Take the material below and write it all out again exactly.

═══ Stored data

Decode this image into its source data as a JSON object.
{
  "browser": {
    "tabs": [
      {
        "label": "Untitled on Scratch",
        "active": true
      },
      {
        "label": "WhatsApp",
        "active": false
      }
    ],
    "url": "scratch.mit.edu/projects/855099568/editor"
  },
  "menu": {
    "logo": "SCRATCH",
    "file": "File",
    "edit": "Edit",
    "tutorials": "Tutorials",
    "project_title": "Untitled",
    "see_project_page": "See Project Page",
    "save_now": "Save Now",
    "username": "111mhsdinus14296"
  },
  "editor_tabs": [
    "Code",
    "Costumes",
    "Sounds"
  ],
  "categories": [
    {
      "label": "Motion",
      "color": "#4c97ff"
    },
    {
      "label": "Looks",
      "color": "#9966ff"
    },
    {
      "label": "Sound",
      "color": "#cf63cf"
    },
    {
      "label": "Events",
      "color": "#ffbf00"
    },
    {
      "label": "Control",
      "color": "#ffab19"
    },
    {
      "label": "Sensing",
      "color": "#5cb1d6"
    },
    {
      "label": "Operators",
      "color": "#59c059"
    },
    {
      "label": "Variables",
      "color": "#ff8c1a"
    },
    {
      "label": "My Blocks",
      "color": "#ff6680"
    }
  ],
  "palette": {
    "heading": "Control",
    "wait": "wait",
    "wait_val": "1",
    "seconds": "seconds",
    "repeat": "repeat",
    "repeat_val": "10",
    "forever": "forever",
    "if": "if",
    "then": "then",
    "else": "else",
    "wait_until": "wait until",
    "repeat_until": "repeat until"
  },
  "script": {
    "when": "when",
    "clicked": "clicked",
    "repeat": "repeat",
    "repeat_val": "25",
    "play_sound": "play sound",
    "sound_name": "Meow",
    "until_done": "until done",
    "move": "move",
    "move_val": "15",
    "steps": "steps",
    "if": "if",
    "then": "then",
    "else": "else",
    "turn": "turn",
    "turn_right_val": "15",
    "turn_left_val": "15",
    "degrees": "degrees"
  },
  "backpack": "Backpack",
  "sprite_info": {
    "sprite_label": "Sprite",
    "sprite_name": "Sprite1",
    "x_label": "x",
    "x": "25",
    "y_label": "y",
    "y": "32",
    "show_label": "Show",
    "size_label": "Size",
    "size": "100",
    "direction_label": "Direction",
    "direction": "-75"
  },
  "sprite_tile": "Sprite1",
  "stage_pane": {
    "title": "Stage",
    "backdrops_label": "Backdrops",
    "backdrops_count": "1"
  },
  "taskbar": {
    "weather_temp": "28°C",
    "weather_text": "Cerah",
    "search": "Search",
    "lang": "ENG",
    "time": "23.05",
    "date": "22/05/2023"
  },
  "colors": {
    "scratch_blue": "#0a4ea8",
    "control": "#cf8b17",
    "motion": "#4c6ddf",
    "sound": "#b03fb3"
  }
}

══════

Response:
Decode this image into its source data as a JSON object.
{
  "browser": {
    "tabs": [
      {
        "label": "Untitled on Scratch",
        "active": true
      },
      {
        "label": "WhatsApp",
        "active": false
      }
    ],
    "url": "scratch.mit.edu/projects/855099568/editor"
  },
  "menu": {
    "logo": "SCRATCH",
    "file": "File",
    "edit": "Edit",
    "tutorials": "Tutorials",
    "project_title": "Untitled",
    "see_project_page": "See Project Page",
    "save_now": "Save Now",
    "username": "111mhsdinus14296"
  },
  "editor_tabs": [
    "Code",
    "Costumes",
    "Sounds"
  ],
  "categories": [
    {
      "label": "Motion",
      "color": "#4c97ff"
    },
    {
      "label": "Looks",
      "color": "#9966ff"
    },
    {
      "label": "Sound",
      "color": "#cf63cf"
    },
    {
      "label": "Events",
      "color": "#ffbf00"
    },
    {
      "label": "Control",
      "color": "#ffab19"
    },
    {
      "label": "Sensing",
      "color": "#5cb1d6"
    },
    {
      "label": "Operators",
      "color": "#59c059"
    },
    {
      "label": "Variables",
      "color": "#ff8c1a"
    },
    {
      "label": "My Blocks",
      "color": "#ff6680"
    }
  ],
  "palette": {
    "heading": "Control",
    "wait": "wait",
    "wait_val": "1",
    "seconds": "seconds",
    "repeat": "repeat",
    "repeat_val": "10",
    "forever": "forever",
    "if": "if",
    "then": "then",
    "else": "else",
    "wait_until": "wait until",
    "repeat_until": "repeat until"
  },
  "script": {
    "when": "when",
    "clicked": "clicked",
    "repeat": "repeat",
    "repeat_val": "25",
    "play_sound": "play sound",
    "sound_name": "Meow",
    "until_done": "until done",
    "move": "move",
    "move_val": "15",
    "steps": "steps",
    "if": "if",
    "then": "then",
    "else": "else",
    "turn": "turn",
    "turn_right_val": "15",
    "turn_left_val": "15",
    "degrees": "degrees"
  },
  "backpack": "Backpack",
  "sprite_info": {
    "sprite_label": "Sprite",
    "sprite_name": "Sprite1",
    "x_label": "x",
    "x": "25",
    "y_label": "y",
    "y": "32",
    "show_label": "Show",
    "size_label": "Size",
    "size": "100",
    "direction_label": "Direction",
    "direction": "-75"
  },
  "sprite_tile": "Sprite1",
  "stage_pane": {
    "title": "Stage",
    "backdrops_label": "Backdrops",
    "backdrops_count": "1"
  },
  "taskbar": {
    "weather_temp": "28°C",
    "weather_text": "Cerah",
    "search": "Search",
    "lang": "ENG",
    "time": "23.05",
    "date": "22/05/2023"
  },
  "colors": {
    "scratch_blue": "#0a4ea8",
    "control": "#cf8b17",
    "motion": "#4c6ddf",
    "sound": "#b03fb3"
  }
}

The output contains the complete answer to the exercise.